■ **Data listing**:
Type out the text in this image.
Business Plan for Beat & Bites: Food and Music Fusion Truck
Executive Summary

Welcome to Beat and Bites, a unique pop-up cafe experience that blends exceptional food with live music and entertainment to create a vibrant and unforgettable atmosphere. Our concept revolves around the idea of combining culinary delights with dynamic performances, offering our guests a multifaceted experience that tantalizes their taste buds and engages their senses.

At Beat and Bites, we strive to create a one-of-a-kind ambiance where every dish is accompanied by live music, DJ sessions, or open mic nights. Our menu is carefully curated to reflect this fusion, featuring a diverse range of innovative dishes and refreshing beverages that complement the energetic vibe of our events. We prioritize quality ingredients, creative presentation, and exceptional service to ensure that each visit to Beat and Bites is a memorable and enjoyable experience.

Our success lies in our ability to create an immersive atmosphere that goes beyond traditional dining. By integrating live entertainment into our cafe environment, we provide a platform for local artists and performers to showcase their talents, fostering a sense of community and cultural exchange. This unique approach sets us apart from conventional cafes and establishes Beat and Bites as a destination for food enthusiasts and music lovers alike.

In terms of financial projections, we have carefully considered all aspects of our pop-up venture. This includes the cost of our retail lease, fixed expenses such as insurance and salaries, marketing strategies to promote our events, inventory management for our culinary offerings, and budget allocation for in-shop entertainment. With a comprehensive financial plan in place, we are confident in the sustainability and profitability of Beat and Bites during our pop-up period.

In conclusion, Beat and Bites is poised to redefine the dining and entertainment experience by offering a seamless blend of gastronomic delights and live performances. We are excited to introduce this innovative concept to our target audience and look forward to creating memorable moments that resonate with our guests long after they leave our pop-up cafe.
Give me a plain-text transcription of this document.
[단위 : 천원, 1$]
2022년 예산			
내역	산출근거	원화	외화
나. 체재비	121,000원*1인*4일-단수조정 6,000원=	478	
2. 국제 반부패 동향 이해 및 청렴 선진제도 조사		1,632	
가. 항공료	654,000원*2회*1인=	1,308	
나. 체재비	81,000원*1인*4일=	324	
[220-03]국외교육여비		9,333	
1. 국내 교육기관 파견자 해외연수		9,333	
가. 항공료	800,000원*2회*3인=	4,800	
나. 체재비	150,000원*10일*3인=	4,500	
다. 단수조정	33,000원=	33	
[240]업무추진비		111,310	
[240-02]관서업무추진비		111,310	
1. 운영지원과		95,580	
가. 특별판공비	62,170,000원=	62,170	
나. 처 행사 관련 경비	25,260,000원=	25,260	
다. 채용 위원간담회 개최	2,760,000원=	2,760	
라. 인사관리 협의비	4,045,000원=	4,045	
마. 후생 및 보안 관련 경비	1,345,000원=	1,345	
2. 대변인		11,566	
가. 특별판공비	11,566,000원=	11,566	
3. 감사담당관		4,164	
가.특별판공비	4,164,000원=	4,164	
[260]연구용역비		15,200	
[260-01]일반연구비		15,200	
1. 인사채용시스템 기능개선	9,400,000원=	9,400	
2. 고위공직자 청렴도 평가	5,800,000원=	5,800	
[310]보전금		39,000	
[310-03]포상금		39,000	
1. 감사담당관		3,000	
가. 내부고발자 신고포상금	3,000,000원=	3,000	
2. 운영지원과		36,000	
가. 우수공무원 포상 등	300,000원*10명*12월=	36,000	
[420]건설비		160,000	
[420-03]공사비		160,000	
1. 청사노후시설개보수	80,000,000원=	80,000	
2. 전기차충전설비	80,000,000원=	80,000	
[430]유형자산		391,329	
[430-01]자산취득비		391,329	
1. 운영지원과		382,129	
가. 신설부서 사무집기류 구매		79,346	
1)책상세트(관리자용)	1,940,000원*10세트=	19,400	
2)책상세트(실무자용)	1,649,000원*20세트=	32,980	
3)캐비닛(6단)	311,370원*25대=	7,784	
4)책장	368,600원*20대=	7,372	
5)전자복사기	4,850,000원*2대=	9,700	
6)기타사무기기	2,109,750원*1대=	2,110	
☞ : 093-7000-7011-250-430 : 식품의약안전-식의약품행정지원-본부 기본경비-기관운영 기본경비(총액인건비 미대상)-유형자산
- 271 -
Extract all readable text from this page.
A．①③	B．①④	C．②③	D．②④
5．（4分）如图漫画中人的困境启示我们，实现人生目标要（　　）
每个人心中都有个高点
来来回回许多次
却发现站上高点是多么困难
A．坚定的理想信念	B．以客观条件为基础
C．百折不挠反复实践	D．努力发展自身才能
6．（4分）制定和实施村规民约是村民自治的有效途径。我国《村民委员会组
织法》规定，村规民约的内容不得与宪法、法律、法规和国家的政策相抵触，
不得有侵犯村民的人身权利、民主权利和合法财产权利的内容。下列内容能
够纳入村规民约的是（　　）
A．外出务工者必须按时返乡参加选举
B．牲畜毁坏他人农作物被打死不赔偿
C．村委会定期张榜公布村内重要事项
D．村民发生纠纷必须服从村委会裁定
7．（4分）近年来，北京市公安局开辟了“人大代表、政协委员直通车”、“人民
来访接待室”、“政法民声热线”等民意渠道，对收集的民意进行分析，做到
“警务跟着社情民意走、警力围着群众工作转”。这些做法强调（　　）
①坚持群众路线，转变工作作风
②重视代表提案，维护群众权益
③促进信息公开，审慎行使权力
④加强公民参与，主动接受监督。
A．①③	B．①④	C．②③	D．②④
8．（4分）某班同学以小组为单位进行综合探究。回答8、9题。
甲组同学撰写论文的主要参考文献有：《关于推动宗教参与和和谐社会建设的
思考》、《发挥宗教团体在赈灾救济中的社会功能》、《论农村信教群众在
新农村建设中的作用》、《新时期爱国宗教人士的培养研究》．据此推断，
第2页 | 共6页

■ **What is required**:
Output all of the data above without any alteration.

■ **Expected answer**:
Type out the text in this image.
Business Plan for Beat & Bites: Food and Music Fusion Truck
Executive Summary

Welcome to Beat and Bites, a unique pop-up cafe experience that blends exceptional food with live music and entertainment to create a vibrant and unforgettable atmosphere. Our concept revolves around the idea of combining culinary delights with dynamic performances, offering our guests a multifaceted experience that tantalizes their taste buds and engages their senses.

At Beat and Bites, we strive to create a one-of-a-kind ambiance where every dish is accompanied by live music, DJ sessions, or open mic nights. Our menu is carefully curated to reflect this fusion, featuring a diverse range of innovative dishes and refreshing beverages that complement the energetic vibe of our events. We prioritize quality ingredients, creative presentation, and exceptional service to ensure that each visit to Beat and Bites is a memorable and enjoyable experience.

Our success lies in our ability to create an immersive atmosphere that goes beyond traditional dining. By integrating live entertainment into our cafe environment, we provide a platform for local artists and performers to showcase their talents, fostering a sense of community and cultural exchange. This unique approach sets us apart from conventional cafes and establishes Beat and Bites as a destination for food enthusiasts and music lovers alike.

In terms of financial projections, we have carefully considered all aspects of our pop-up venture. This includes the cost of our retail lease, fixed expenses such as insurance and salaries, marketing strategies to promote our events, inventory management for our culinary offerings, and budget allocation for in-shop entertainment. With a comprehensive financial plan in place, we are confident in the sustainability and profitability of Beat and Bites during our pop-up period.

In conclusion, Beat and Bites is poised to redefine the dining and entertainment experience by offering a seamless blend of gastronomic delights and live performances. We are excited to introduce this innovative concept to our target audience and look forward to creating memorable moments that resonate with our guests long after they leave our pop-up cafe.
Give me a plain-text transcription of this document.
[단위 : 천원, 1$]
2022년 예산			
내역	산출근거	원화	외화
나. 체재비	121,000원*1인*4일-단수조정 6,000원=	478	
2. 국제 반부패 동향 이해 및 청렴 선진제도 조사		1,632	
가. 항공료	654,000원*2회*1인=	1,308	
나. 체재비	81,000원*1인*4일=	324	
[220-03]국외교육여비		9,333	
1. 국내 교육기관 파견자 해외연수		9,333	
가. 항공료	800,000원*2회*3인=	4,800	
나. 체재비	150,000원*10일*3인=	4,500	
다. 단수조정	33,000원=	33	
[240]업무추진비		111,310	
[240-02]관서업무추진비		111,310	
1. 운영지원과		95,580	
가. 특별판공비	62,170,000원=	62,170	
나. 처 행사 관련 경비	25,260,000원=	25,260	
다. 채용 위원간담회 개최	2,760,000원=	2,760	
라. 인사관리 협의비	4,045,000원=	4,045	
마. 후생 및 보안 관련 경비	1,345,000원=	1,345	
2. 대변인		11,566	
가. 특별판공비	11,566,000원=	11,566	
3. 감사담당관		4,164	
가.특별판공비	4,164,000원=	4,164	
[260]연구용역비		15,200	
[260-01]일반연구비		15,200	
1. 인사채용시스템 기능개선	9,400,000원=	9,400	
2. 고위공직자 청렴도 평가	5,800,000원=	5,800	
[310]보전금		39,000	
[310-03]포상금		39,000	
1. 감사담당관		3,000	
가. 내부고발자 신고포상금	3,000,000원=	3,000	
2. 운영지원과		36,000	
가. 우수공무원 포상 등	300,000원*10명*12월=	36,000	
[420]건설비		160,000	
[420-03]공사비		160,000	
1. 청사노후시설개보수	80,000,000원=	80,000	
2. 전기차충전설비	80,000,000원=	80,000	
[430]유형자산		391,329	
[430-01]자산취득비		391,329	
1. 운영지원과		382,129	
가. 신설부서 사무집기류 구매		79,346	
1)책상세트(관리자용)	1,940,000원*10세트=	19,400	
2)책상세트(실무자용)	1,649,000원*20세트=	32,980	
3)캐비닛(6단)	311,370원*25대=	7,784	
4)책장	368,600원*20대=	7,372	
5)전자복사기	4,850,000원*2대=	9,700	
6)기타사무기기	2,109,750원*1대=	2,110	
☞ : 093-7000-7011-250-430 : 식품의약안전-식의약품행정지원-본부 기본경비-기관운영 기본경비(총액인건비 미대상)-유형자산
- 271 -
Extract all readable text from this page.
A．①③	B．①④	C．②③	D．②④
5．（4分）如图漫画中人的困境启示我们，实现人生目标要（　　）
每个人心中都有个高点
来来回回许多次
却发现站上高点是多么困难
A．坚定的理想信念	B．以客观条件为基础
C．百折不挠反复实践	D．努力发展自身才能
6．（4分）制定和实施村规民约是村民自治的有效途径。我国《村民委员会组
织法》规定，村规民约的内容不得与宪法、法律、法规和国家的政策相抵触，
不得有侵犯村民的人身权利、民主权利和合法财产权利的内容。下列内容能
够纳入村规民约的是（　　）
A．外出务工者必须按时返乡参加选举
B．牲畜毁坏他人农作物被打死不赔偿
C．村委会定期张榜公布村内重要事项
D．村民发生纠纷必须服从村委会裁定
7．（4分）近年来，北京市公安局开辟了“人大代表、政协委员直通车”、“人民
来访接待室”、“政法民声热线”等民意渠道，对收集的民意进行分析，做到
“警务跟着社情民意走、警力围着群众工作转”。这些做法强调（　　）
①坚持群众路线，转变工作作风
②重视代表提案，维护群众权益
③促进信息公开，审慎行使权力
④加强公民参与，主动接受监督。
A．①③	B．①④	C．②③	D．②④
8．（4分）某班同学以小组为单位进行综合探究。回答8、9题。
甲组同学撰写论文的主要参考文献有：《关于推动宗教参与和和谐社会建设的
思考》、《发挥宗教团体在赈灾救济中的社会功能》、《论农村信教群众在
新农村建设中的作用》、《新时期爱国宗教人士的培养研究》．据此推断，
第2页 | 共6页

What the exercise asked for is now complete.